GIVEN TASK: Identify the lines that include the word "JSON", then copy all of them.

(Source records)
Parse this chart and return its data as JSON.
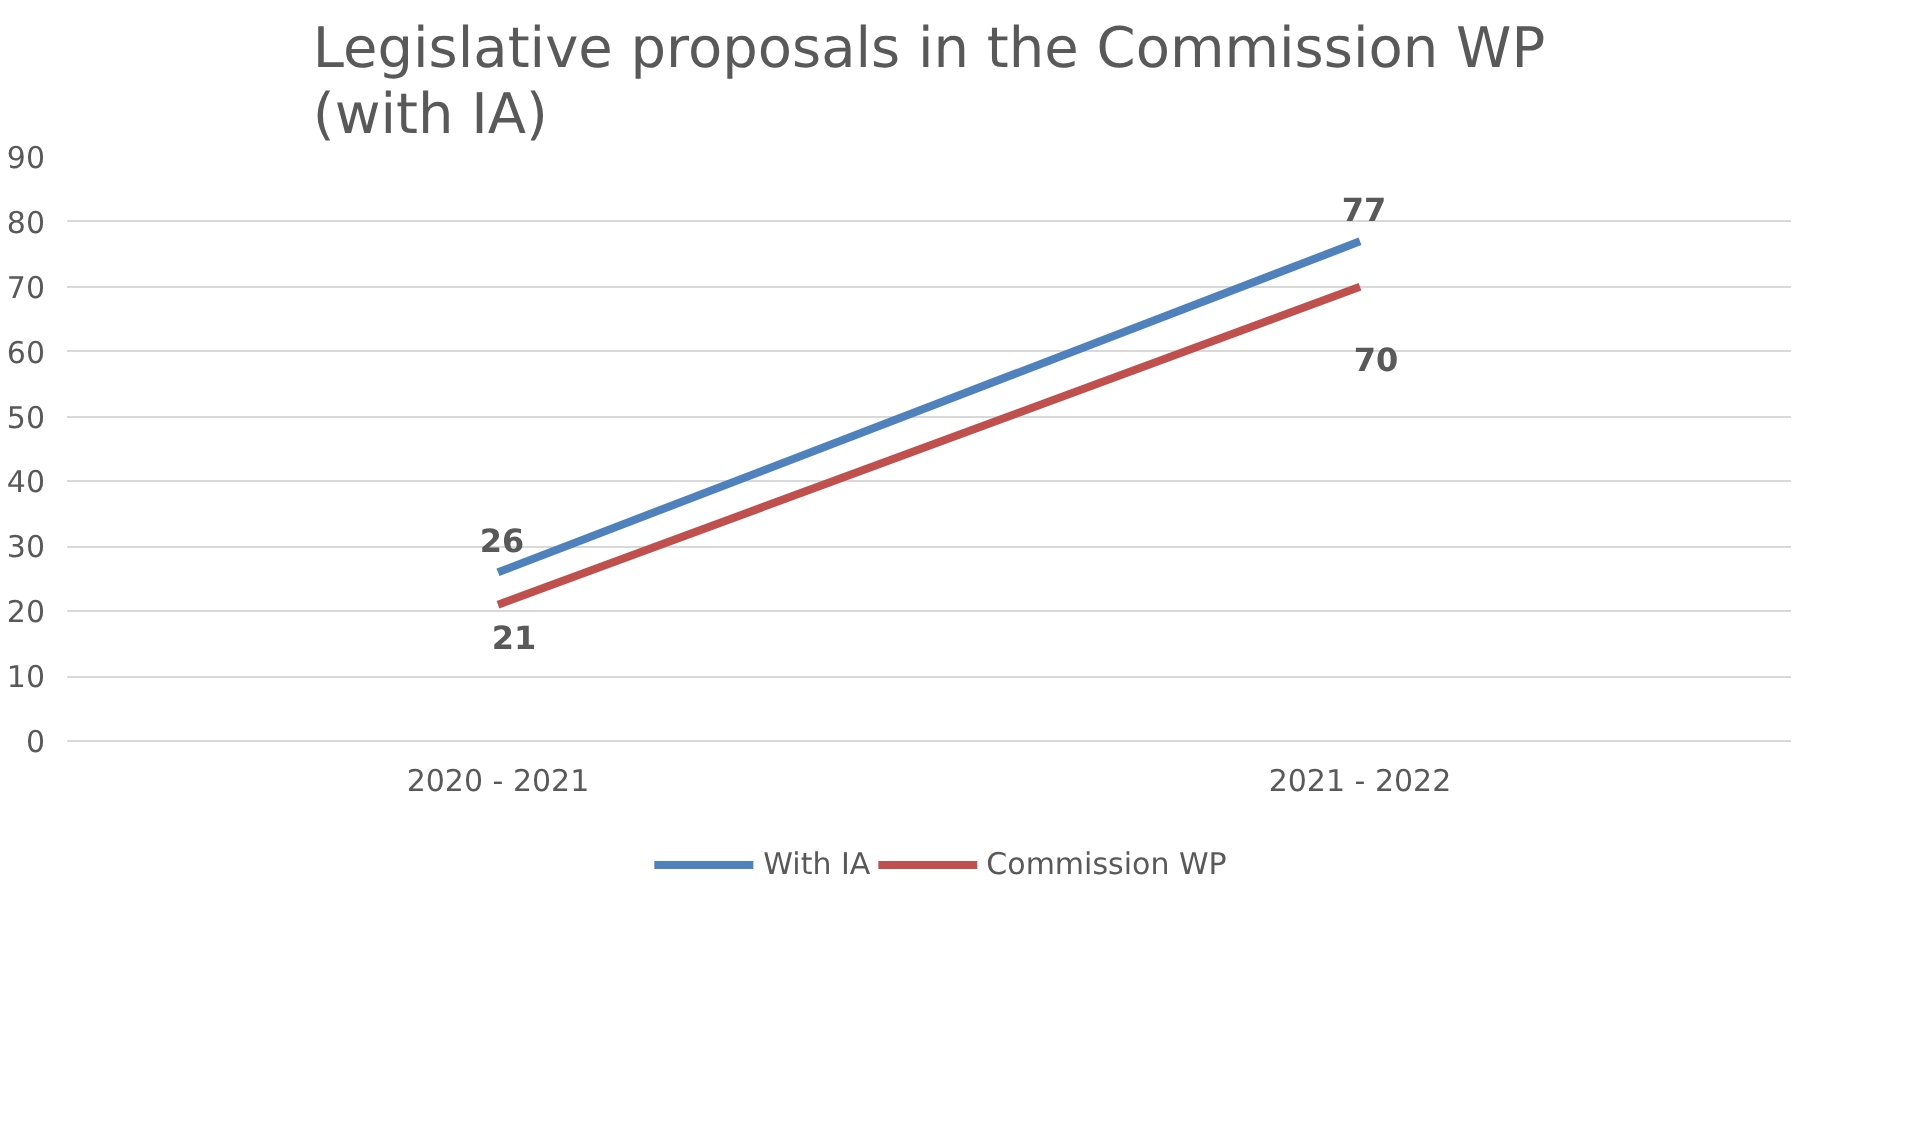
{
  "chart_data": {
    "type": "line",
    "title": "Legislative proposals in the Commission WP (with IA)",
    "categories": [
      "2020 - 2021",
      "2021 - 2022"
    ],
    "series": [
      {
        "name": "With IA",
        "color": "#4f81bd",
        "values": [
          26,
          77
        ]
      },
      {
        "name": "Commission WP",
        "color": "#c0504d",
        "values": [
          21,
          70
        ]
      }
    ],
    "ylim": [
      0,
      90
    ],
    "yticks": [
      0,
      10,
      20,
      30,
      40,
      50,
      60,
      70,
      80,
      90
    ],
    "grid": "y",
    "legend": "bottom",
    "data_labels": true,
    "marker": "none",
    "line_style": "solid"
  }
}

---

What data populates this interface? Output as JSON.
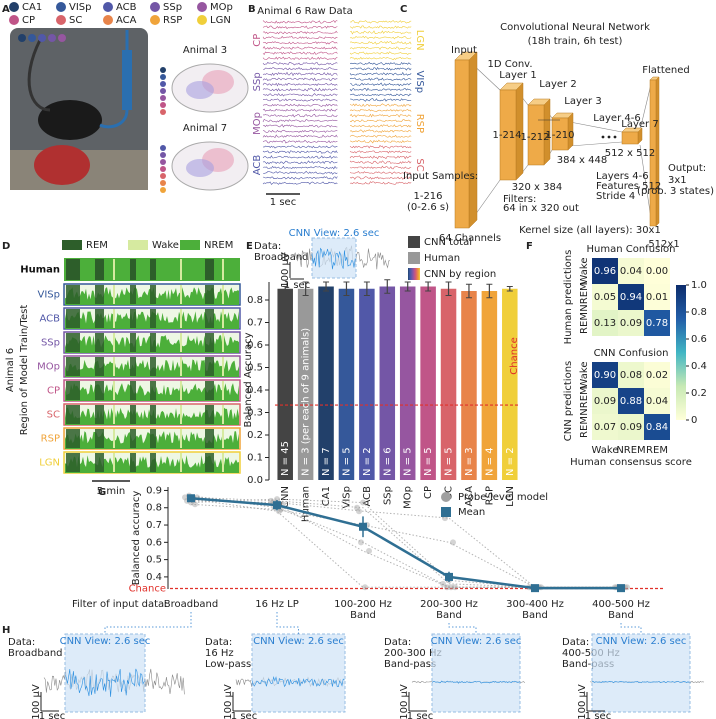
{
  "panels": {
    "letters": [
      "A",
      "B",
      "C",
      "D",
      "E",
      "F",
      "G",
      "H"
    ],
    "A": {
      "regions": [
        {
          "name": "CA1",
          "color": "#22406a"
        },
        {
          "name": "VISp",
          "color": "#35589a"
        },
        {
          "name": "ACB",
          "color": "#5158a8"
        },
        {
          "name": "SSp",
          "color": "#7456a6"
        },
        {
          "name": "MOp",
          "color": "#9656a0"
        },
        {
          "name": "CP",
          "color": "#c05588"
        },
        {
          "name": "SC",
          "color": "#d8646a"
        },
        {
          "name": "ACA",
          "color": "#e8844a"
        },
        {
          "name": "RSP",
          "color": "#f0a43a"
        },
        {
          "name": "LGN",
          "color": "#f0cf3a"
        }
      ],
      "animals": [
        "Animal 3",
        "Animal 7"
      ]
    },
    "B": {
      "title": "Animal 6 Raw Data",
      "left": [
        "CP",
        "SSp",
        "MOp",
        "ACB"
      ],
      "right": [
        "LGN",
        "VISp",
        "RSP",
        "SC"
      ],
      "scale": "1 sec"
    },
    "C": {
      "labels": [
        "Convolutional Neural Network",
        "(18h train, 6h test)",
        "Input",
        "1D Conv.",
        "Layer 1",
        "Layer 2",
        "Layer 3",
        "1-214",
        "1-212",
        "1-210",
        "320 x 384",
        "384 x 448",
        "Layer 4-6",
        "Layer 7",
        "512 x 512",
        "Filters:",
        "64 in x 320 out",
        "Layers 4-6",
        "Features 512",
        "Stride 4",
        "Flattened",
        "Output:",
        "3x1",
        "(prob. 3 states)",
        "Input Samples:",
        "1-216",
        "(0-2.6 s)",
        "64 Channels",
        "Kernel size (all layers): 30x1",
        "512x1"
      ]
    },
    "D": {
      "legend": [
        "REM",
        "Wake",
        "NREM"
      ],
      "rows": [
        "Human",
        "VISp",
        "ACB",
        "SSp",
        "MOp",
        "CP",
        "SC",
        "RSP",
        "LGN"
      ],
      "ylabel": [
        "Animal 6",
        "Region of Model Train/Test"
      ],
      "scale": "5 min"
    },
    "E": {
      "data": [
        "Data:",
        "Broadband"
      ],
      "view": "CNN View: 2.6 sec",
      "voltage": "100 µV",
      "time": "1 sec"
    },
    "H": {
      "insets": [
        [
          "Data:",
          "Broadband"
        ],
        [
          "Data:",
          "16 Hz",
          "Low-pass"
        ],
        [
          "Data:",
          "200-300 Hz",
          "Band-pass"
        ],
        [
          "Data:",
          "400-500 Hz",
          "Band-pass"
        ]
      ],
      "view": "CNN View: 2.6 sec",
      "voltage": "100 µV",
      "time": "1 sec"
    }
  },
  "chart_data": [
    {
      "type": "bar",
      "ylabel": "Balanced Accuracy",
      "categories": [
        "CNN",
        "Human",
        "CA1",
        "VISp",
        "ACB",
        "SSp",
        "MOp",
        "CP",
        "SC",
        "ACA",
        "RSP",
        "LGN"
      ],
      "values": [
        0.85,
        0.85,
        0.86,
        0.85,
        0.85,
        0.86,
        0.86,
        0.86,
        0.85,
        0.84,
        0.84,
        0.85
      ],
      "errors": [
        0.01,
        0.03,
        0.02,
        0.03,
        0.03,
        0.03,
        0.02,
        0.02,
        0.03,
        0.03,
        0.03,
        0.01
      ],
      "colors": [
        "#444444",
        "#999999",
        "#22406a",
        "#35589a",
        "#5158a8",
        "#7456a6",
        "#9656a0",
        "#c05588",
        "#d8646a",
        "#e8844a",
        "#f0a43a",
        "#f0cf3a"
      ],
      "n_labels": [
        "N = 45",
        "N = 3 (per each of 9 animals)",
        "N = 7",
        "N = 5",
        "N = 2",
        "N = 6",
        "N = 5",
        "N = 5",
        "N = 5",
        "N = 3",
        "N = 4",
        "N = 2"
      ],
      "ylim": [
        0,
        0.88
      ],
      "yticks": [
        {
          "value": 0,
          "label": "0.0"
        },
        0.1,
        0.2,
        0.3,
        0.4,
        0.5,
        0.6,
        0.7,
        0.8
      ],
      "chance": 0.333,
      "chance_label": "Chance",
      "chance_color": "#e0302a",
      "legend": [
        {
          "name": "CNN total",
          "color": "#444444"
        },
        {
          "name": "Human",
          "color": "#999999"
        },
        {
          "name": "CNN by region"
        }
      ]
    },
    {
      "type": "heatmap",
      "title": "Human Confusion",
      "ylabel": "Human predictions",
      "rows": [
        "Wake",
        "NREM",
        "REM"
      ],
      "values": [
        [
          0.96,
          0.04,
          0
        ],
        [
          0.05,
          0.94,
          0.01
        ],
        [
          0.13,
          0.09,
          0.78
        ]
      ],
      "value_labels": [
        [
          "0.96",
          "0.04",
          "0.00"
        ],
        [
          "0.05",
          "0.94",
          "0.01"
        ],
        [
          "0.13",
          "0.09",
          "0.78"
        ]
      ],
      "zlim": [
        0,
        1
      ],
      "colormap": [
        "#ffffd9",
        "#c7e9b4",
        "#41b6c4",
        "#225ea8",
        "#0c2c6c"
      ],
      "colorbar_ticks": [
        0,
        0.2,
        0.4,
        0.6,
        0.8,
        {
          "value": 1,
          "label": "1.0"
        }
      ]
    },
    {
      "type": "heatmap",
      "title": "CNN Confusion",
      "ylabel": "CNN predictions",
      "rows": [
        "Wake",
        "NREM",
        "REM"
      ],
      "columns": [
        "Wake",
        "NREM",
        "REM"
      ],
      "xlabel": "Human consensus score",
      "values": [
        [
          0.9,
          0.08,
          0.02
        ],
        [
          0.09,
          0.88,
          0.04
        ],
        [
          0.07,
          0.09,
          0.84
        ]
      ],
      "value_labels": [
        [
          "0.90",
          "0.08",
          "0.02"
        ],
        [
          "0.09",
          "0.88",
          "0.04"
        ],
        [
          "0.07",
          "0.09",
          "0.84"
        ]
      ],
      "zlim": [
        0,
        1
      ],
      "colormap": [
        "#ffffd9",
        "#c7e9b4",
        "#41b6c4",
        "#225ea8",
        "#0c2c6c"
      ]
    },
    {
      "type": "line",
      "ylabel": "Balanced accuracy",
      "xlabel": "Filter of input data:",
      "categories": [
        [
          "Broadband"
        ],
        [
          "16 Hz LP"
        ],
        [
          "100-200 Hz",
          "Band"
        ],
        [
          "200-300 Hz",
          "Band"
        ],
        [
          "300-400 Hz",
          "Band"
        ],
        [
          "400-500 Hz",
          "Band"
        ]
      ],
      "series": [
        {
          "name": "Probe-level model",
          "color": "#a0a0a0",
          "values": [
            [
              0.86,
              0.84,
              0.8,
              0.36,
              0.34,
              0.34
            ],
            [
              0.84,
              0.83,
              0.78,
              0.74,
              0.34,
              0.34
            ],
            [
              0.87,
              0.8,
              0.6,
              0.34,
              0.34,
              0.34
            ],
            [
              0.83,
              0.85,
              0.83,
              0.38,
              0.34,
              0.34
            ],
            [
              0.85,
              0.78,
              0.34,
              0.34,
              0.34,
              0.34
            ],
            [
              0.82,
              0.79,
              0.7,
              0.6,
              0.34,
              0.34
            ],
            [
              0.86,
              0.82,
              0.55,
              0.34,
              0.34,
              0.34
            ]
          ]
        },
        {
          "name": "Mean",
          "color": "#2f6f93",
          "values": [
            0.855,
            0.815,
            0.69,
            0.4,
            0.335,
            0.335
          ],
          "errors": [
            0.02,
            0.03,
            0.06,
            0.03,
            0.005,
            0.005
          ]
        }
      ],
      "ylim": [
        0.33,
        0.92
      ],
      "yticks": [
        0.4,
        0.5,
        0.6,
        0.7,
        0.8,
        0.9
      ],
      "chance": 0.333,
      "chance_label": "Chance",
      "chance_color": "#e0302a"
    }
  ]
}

==

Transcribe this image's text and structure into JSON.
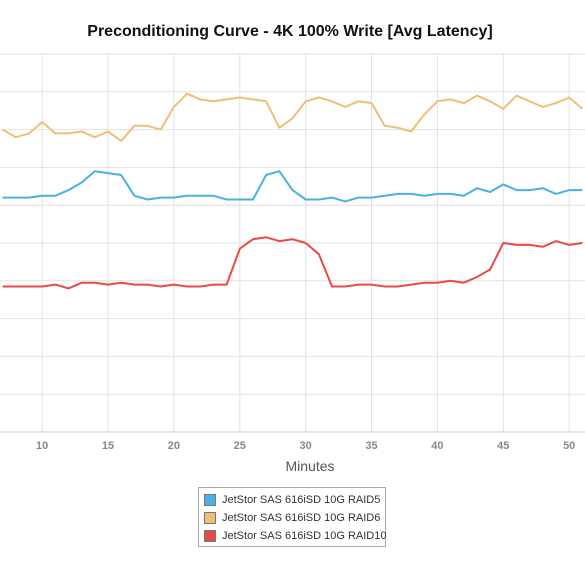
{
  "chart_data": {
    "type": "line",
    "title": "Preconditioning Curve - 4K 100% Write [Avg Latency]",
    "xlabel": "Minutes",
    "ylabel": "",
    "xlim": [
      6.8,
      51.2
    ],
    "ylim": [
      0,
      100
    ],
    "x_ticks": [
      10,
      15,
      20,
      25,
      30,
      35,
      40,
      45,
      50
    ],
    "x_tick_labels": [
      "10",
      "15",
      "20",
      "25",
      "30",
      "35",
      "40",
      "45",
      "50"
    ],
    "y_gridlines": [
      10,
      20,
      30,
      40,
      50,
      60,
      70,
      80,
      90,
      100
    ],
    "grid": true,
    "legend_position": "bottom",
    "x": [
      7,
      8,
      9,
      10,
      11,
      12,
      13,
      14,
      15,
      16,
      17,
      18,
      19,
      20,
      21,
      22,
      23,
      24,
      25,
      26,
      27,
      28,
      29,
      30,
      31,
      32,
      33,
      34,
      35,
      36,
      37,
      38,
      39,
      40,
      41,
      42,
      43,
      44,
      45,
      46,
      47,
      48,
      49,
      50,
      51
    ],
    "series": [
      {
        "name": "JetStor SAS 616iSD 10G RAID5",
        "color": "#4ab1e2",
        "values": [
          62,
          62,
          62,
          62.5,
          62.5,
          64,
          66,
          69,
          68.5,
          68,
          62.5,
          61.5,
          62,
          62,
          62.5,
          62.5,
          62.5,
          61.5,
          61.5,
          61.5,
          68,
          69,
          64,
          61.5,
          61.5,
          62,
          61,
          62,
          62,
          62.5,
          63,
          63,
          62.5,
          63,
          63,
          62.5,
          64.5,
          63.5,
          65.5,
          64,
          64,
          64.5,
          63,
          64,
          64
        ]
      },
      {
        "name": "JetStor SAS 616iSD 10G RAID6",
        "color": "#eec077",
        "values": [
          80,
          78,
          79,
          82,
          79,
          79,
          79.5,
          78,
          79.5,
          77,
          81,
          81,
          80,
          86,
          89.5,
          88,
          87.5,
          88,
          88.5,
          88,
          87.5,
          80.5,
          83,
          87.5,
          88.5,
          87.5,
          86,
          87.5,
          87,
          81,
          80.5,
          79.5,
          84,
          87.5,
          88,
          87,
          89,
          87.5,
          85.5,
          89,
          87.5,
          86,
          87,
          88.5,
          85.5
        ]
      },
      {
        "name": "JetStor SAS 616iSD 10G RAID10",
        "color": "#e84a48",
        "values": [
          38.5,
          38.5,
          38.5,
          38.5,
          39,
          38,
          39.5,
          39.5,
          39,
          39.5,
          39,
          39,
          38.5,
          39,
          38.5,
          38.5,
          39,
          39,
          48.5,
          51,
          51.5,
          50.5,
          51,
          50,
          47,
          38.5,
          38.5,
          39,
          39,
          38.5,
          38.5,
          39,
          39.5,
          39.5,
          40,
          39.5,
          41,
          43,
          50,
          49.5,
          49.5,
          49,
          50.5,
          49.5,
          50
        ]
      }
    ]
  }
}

EXPECTED ANSWER:
Parse this chart and return its data as JSON.
What data populates this interface? Output as JSON.
Transcribe this image's text and structure into JSON.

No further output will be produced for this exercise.